[Data items]

■ ■ ■ ■ ■

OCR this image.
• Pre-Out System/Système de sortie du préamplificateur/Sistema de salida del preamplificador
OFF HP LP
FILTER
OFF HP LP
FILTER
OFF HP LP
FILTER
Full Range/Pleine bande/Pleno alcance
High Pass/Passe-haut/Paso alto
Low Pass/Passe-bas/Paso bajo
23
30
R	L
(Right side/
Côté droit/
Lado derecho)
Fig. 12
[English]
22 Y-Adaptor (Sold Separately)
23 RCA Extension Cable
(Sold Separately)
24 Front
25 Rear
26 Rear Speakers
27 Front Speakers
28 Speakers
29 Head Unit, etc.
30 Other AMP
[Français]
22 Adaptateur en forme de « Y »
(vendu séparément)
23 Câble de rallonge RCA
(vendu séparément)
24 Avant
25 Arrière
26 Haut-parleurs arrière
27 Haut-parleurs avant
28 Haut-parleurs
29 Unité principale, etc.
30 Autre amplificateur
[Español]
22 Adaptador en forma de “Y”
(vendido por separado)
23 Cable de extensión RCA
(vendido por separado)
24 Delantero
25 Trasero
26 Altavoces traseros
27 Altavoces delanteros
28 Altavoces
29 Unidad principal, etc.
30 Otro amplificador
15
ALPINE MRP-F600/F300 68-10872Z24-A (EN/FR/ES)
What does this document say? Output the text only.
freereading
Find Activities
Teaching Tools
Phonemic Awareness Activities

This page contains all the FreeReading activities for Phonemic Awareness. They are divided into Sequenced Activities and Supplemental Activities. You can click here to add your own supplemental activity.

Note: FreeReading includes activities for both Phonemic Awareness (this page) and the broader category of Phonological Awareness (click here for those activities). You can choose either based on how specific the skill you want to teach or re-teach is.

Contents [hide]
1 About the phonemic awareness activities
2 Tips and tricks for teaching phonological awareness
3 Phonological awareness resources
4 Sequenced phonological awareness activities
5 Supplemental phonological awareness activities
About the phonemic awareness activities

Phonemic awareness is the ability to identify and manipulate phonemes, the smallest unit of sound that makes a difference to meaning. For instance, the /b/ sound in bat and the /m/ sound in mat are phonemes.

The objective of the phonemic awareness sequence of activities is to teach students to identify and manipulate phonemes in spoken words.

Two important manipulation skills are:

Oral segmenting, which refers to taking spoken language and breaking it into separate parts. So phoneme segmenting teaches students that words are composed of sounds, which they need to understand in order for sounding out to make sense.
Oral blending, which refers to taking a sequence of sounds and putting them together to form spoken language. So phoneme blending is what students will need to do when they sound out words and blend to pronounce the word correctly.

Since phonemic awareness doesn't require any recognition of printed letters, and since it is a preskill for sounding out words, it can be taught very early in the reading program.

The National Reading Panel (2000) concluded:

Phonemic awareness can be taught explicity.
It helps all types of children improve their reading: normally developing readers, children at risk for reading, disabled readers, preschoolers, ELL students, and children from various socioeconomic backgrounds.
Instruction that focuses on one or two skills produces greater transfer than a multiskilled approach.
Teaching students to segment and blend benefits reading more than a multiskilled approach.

■ ■ ■ ■ ■

• Written task
Check every line of the data, and copy the ones that contain "blend".

• Result
Oral blending, which refers to taking a sequence of sounds and putting them together to form spoken language. So phoneme blending is what students will need to do when they sound out words and blend to pronounce the word correctly.
Teaching students to segment and blend benefits reading more than a multiskilled approach.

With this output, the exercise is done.